**TASK GOAL:** Each line of the material below should be reproduced exactly.

**RECORDS TO USE:**
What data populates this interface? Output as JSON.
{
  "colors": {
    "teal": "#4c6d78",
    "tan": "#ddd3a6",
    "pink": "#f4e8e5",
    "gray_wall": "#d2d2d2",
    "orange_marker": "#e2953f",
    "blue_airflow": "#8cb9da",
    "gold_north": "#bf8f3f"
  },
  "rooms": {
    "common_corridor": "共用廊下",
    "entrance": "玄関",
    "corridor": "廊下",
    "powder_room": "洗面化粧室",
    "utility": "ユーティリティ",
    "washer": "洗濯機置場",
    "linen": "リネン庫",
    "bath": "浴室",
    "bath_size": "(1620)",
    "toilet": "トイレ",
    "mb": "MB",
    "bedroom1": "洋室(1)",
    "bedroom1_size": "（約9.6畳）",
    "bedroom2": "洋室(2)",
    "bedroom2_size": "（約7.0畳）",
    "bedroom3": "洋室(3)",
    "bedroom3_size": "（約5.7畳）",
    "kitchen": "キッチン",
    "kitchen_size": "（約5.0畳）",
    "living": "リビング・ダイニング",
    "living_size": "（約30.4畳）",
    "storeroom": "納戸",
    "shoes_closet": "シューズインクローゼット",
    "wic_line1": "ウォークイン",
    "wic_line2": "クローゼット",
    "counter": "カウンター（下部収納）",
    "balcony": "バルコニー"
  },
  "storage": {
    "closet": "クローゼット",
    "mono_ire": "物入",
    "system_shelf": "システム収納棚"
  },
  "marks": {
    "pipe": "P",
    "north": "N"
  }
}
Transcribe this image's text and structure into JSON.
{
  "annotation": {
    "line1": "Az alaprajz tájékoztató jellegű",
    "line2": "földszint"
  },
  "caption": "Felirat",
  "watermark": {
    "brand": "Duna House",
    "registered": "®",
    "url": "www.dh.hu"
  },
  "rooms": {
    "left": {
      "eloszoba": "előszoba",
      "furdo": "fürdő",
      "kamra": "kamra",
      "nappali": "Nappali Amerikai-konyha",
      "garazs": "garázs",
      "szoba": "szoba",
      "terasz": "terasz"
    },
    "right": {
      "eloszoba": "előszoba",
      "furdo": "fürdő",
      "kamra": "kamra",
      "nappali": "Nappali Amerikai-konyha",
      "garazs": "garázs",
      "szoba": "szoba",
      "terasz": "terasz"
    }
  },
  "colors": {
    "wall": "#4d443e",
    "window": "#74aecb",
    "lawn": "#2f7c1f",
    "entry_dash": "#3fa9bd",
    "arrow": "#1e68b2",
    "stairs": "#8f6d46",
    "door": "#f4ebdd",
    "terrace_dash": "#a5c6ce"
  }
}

**PROBLEM SOLUTION:**
What data populates this interface? Output as JSON.
{
  "colors": {
    "teal": "#4c6d78",
    "tan": "#ddd3a6",
    "pink": "#f4e8e5",
    "gray_wall": "#d2d2d2",
    "orange_marker": "#e2953f",
    "blue_airflow": "#8cb9da",
    "gold_north": "#bf8f3f"
  },
  "rooms": {
    "common_corridor": "共用廊下",
    "entrance": "玄関",
    "corridor": "廊下",
    "powder_room": "洗面化粧室",
    "utility": "ユーティリティ",
    "washer": "洗濯機置場",
    "linen": "リネン庫",
    "bath": "浴室",
    "bath_size": "(1620)",
    "toilet": "トイレ",
    "mb": "MB",
    "bedroom1": "洋室(1)",
    "bedroom1_size": "（約9.6畳）",
    "bedroom2": "洋室(2)",
    "bedroom2_size": "（約7.0畳）",
    "bedroom3": "洋室(3)",
    "bedroom3_size": "（約5.7畳）",
    "kitchen": "キッチン",
    "kitchen_size": "（約5.0畳）",
    "living": "リビング・ダイニング",
    "living_size": "（約30.4畳）",
    "storeroom": "納戸",
    "shoes_closet": "シューズインクローゼット",
    "wic_line1": "ウォークイン",
    "wic_line2": "クローゼット",
    "counter": "カウンター（下部収納）",
    "balcony": "バルコニー"
  },
  "storage": {
    "closet": "クローゼット",
    "mono_ire": "物入",
    "system_shelf": "システム収納棚"
  },
  "marks": {
    "pipe": "P",
    "north": "N"
  }
}
Transcribe this image's text and structure into JSON.
{
  "annotation": {
    "line1": "Az alaprajz tájékoztató jellegű",
    "line2": "földszint"
  },
  "caption": "Felirat",
  "watermark": {
    "brand": "Duna House",
    "registered": "®",
    "url": "www.dh.hu"
  },
  "rooms": {
    "left": {
      "eloszoba": "előszoba",
      "furdo": "fürdő",
      "kamra": "kamra",
      "nappali": "Nappali Amerikai-konyha",
      "garazs": "garázs",
      "szoba": "szoba",
      "terasz": "terasz"
    },
    "right": {
      "eloszoba": "előszoba",
      "furdo": "fürdő",
      "kamra": "kamra",
      "nappali": "Nappali Amerikai-konyha",
      "garazs": "garázs",
      "szoba": "szoba",
      "terasz": "terasz"
    }
  },
  "colors": {
    "wall": "#4d443e",
    "window": "#74aecb",
    "lawn": "#2f7c1f",
    "entry_dash": "#3fa9bd",
    "arrow": "#1e68b2",
    "stairs": "#8f6d46",
    "door": "#f4ebdd",
    "terrace_dash": "#a5c6ce"
  }
}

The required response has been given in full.